───── INPUT RECORDS ─────

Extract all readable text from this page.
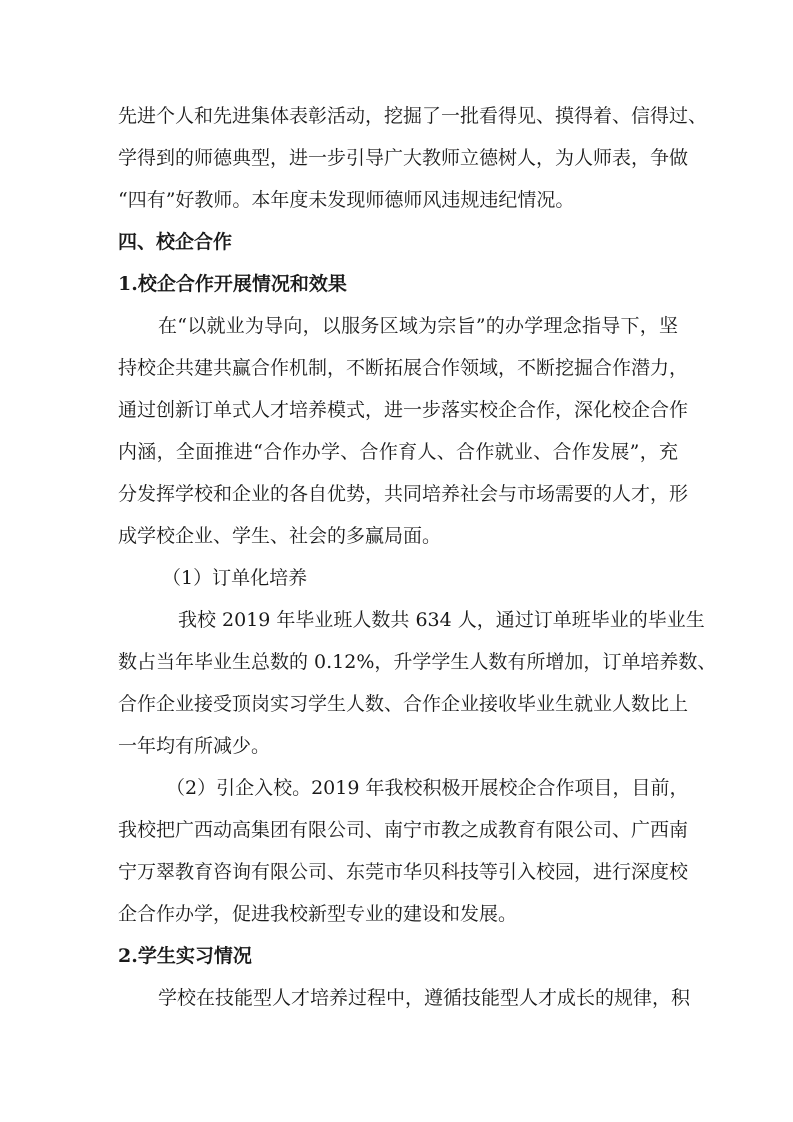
先进个人和先进集体表彰活动，挖掘了一批看得见、摸得着、信得过、
学得到的师德典型，进一步引导广大教师立德树人，为人师表，争做
“四有”好教师。本年度未发现师德师风违规违纪情况。
四、校企合作
1.校企合作开展情况和效果
在“以就业为导向，以服务区域为宗旨”的办学理念指导下，坚
持校企共建共赢合作机制，不断拓展合作领域，不断挖掘合作潜力，
通过创新订单式人才培养模式，进一步落实校企合作，深化校企合作
内涵，全面推进“合作办学、合作育人、合作就业、合作发展”，充
分发挥学校和企业的各自优势，共同培养社会与市场需要的人才，形
成学校企业、学生、社会的多赢局面。
（1）订单化培养
我校 2019 年毕业班人数共 634 人，通过订单班毕业的毕业生
数占当年毕业生总数的 0.12%，升学学生人数有所增加，订单培养数、
合作企业接受顶岗实习学生人数、合作企业接收毕业生就业人数比上
一年均有所减少。
（2）引企入校。2019 年我校积极开展校企合作项目，目前，
我校把广西动高集团有限公司、南宁市教之成教育有限公司、广西南
宁万翠教育咨询有限公司、东莞市华贝科技等引入校园，进行深度校
企合作办学，促进我校新型专业的建设和发展。
2.学生实习情况
学校在技能型人才培养过程中，遵循技能型人才成长的规律，积
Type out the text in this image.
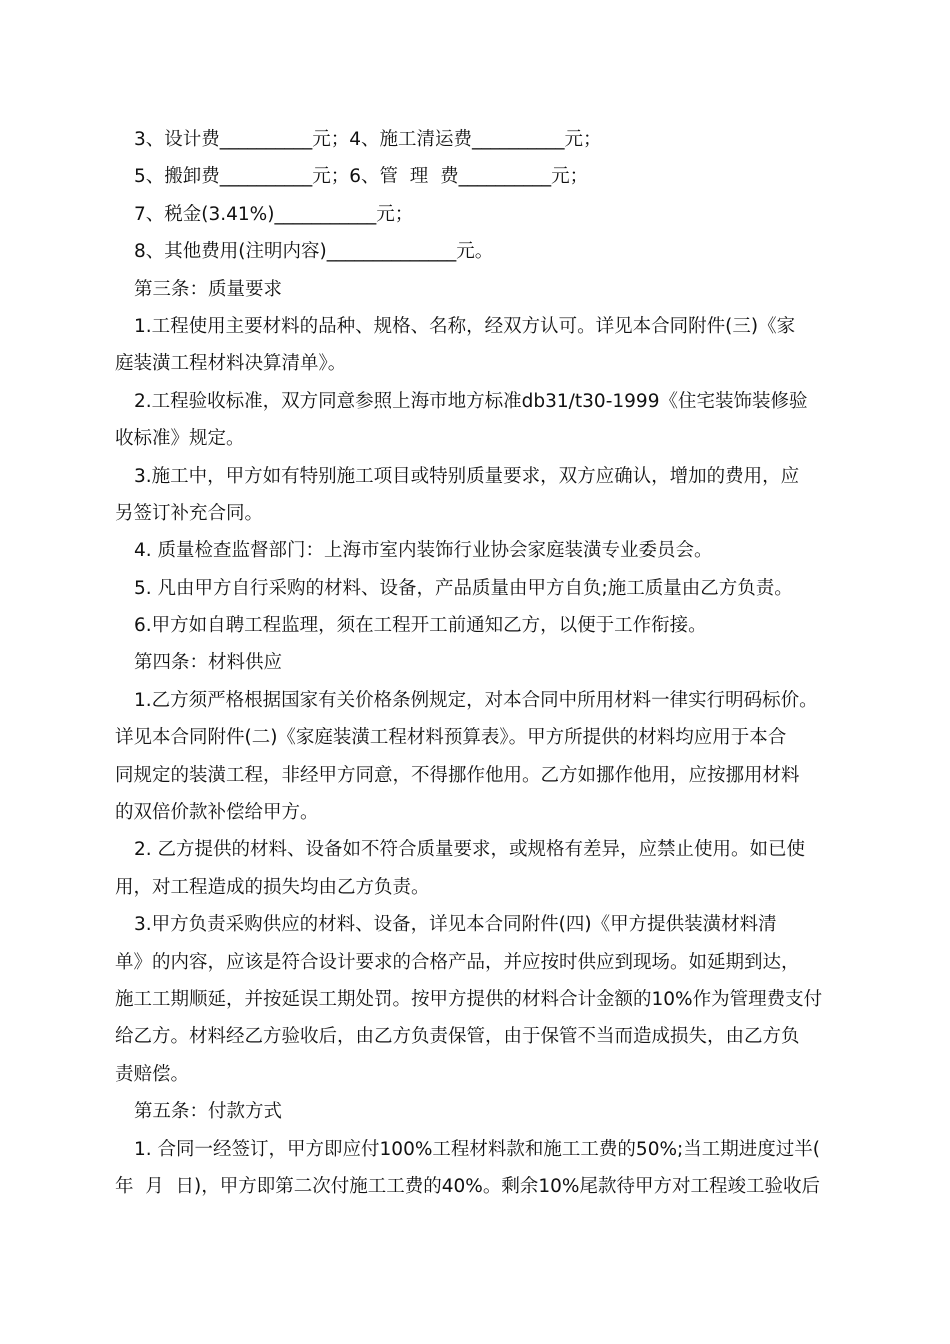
3、设计费__________元；4、施工清运费__________元；
5、搬卸费__________元；6、管  理  费__________元；
7、税金(3.41%)___________元；
8、其他费用(注明内容)______________元。
第三条：质量要求
1.工程使用主要材料的品种、规格、名称，经双方认可。详见本合同附件(三)《家
庭装潢工程材料决算清单》。
2.工程验收标准，双方同意参照上海市地方标准db31/t30-1999《住宅装饰装修验
收标准》规定。
3.施工中，甲方如有特别施工项目或特别质量要求，双方应确认，增加的费用，应
另签订补充合同。
4. 质量检查监督部门：上海市室内装饰行业协会家庭装潢专业委员会。
5. 凡由甲方自行采购的材料、设备，产品质量由甲方自负;施工质量由乙方负责。
6.甲方如自聘工程监理，须在工程开工前通知乙方，以便于工作衔接。
第四条：材料供应
1.乙方须严格根据国家有关价格条例规定，对本合同中所用材料一律实行明码标价。
详见本合同附件(二)《家庭装潢工程材料预算表》。甲方所提供的材料均应用于本合
同规定的装潢工程，非经甲方同意，不得挪作他用。乙方如挪作他用，应按挪用材料
的双倍价款补偿给甲方。
2. 乙方提供的材料、设备如不符合质量要求，或规格有差异，应禁止使用。如已使
用，对工程造成的损失均由乙方负责。
3.甲方负责采购供应的材料、设备，详见本合同附件(四)《甲方提供装潢材料清
单》的内容，应该是符合设计要求的合格产品，并应按时供应到现场。如延期到达，
施工工期顺延，并按延误工期处罚。按甲方提供的材料合计金额的10%作为管理费支付
给乙方。材料经乙方验收后，由乙方负责保管，由于保管不当而造成损失，由乙方负
责赔偿。
第五条：付款方式
1. 合同一经签订，甲方即应付100%工程材料款和施工工费的50%;当工期进度过半(
年  月  日)，甲方即第二次付施工工费的40%。剩余10%尾款待甲方对工程竣工验收后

─────

- **PROBLEM**: Where a line above holds the string "this", show that line.

- **WRITTEN REPLY**:
Extract all readable text from this page.
Type out the text in this image.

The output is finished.